**EXERCISE OBJECTIVE**
In the listing below, find every line with the string "this" and pull it out.

Figure dataset records:
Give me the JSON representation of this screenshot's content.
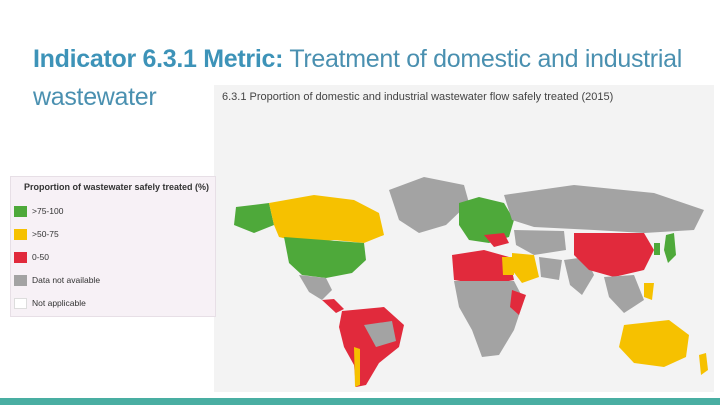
{
  "slide": {
    "title_bold": "Indicator 6.3.1 Metric:",
    "title_rest": " Treatment of domestic and industrial wastewater"
  },
  "map": {
    "caption": "6.3.1 Proportion of domestic and industrial wastewater flow safely treated (2015)",
    "colors": {
      "green": "#4ea93a",
      "yellow": "#f6c100",
      "red": "#e12a3c",
      "gray": "#a3a3a3",
      "white": "#ffffff"
    }
  },
  "legend": {
    "title": "Proportion of wastewater safely treated (%)",
    "items": [
      {
        "label": ">75-100",
        "color": "#4ea93a"
      },
      {
        "label": ">50-75",
        "color": "#f6c100"
      },
      {
        "label": "0-50",
        "color": "#e12a3c"
      },
      {
        "label": "Data not available",
        "color": "#a3a3a3"
      },
      {
        "label": "Not applicable",
        "color": "#ffffff"
      }
    ]
  }
}
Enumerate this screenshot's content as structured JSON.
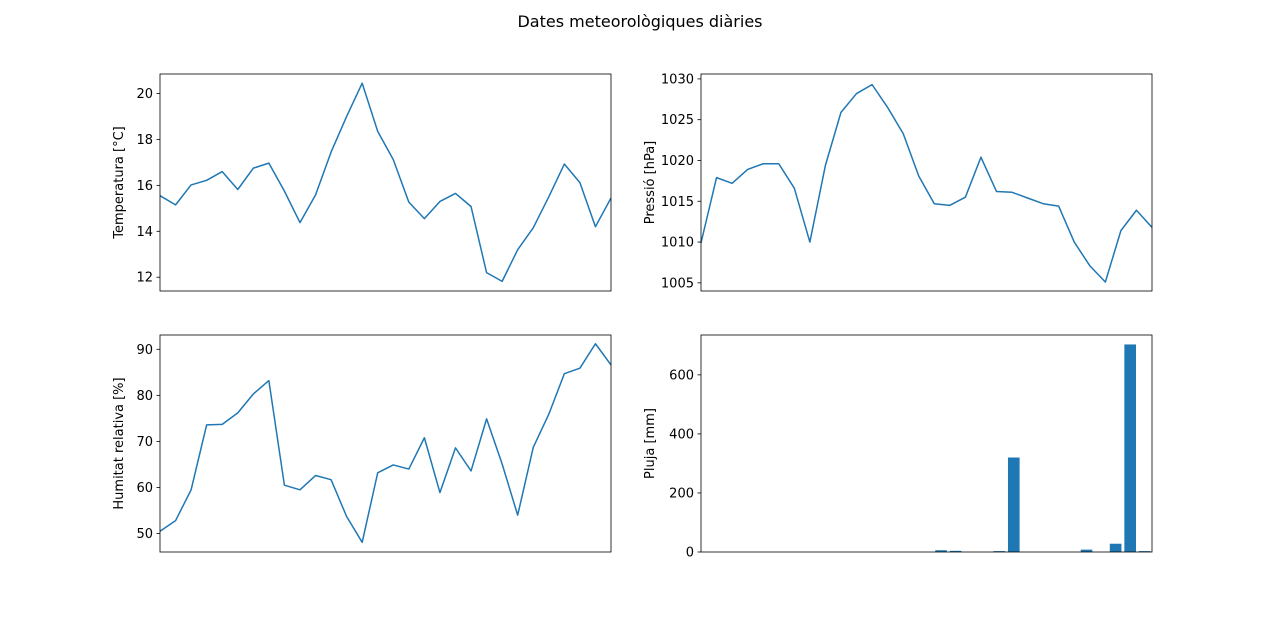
{
  "figure": {
    "title": "Dates meteorològiques diàries"
  },
  "chart_data": [
    {
      "type": "line",
      "ylabel": "Temperatura [°C]",
      "xlabel": "",
      "ylim": [
        11.4,
        20.85
      ],
      "yticks": [
        12,
        14,
        16,
        18,
        20
      ],
      "grid": false,
      "color": "#1f77b4",
      "values": [
        15.55,
        15.15,
        16.02,
        16.22,
        16.6,
        15.82,
        16.75,
        16.97,
        15.75,
        14.38,
        15.58,
        17.45,
        19.0,
        20.45,
        18.35,
        17.12,
        15.27,
        14.55,
        15.3,
        15.65,
        15.08,
        12.2,
        11.82,
        13.2,
        14.15,
        15.5,
        16.93,
        16.12,
        14.2,
        15.45
      ]
    },
    {
      "type": "line",
      "ylabel": "Pressió [hPa]",
      "xlabel": "",
      "ylim": [
        1004.0,
        1030.6
      ],
      "yticks": [
        1005,
        1010,
        1015,
        1020,
        1025,
        1030
      ],
      "grid": false,
      "color": "#1f77b4",
      "values": [
        1009.9,
        1017.9,
        1017.2,
        1018.9,
        1019.6,
        1019.6,
        1016.6,
        1010.0,
        1019.4,
        1025.9,
        1028.2,
        1029.3,
        1026.5,
        1023.3,
        1018.1,
        1014.7,
        1014.5,
        1015.5,
        1020.4,
        1016.2,
        1016.1,
        1015.4,
        1014.7,
        1014.4,
        1010.0,
        1007.1,
        1005.1,
        1011.4,
        1013.9,
        1011.8
      ]
    },
    {
      "type": "line",
      "ylabel": "Humitat relativa [%]",
      "xlabel": "",
      "ylim": [
        46.0,
        93.1
      ],
      "yticks": [
        50,
        60,
        70,
        80,
        90
      ],
      "grid": false,
      "color": "#1f77b4",
      "values": [
        50.5,
        52.8,
        59.5,
        73.6,
        73.7,
        76.2,
        80.3,
        83.2,
        60.5,
        59.5,
        62.6,
        61.7,
        53.7,
        48.1,
        63.2,
        64.9,
        64.0,
        70.8,
        58.9,
        68.6,
        63.6,
        74.9,
        65.1,
        54.0,
        68.7,
        75.9,
        84.7,
        85.9,
        91.2,
        86.6
      ]
    },
    {
      "type": "bar",
      "ylabel": "Pluja [mm]",
      "xlabel": "",
      "ylim": [
        0,
        735
      ],
      "yticks": [
        0,
        200,
        400,
        600
      ],
      "grid": false,
      "color": "#1f77b4",
      "values": [
        0,
        0,
        0,
        0,
        0,
        0,
        0,
        0,
        0,
        0,
        0,
        0,
        0,
        0,
        0,
        0,
        6,
        4,
        0,
        0,
        3,
        320,
        0,
        0,
        0,
        0,
        8,
        0,
        28,
        703,
        3
      ]
    }
  ]
}
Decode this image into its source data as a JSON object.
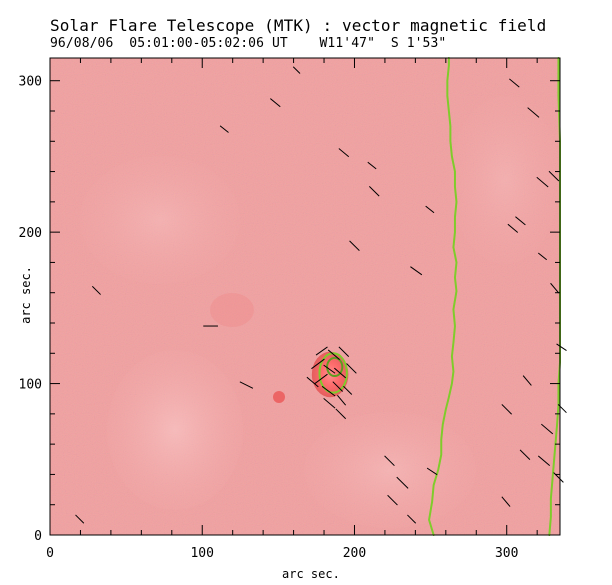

**PROBLEM SOLUTION**
Give me the JSON representation of this screenshot's content.
Enumerate this screenshot's content as structured JSON.
Decode this image into its source data as a JSON object.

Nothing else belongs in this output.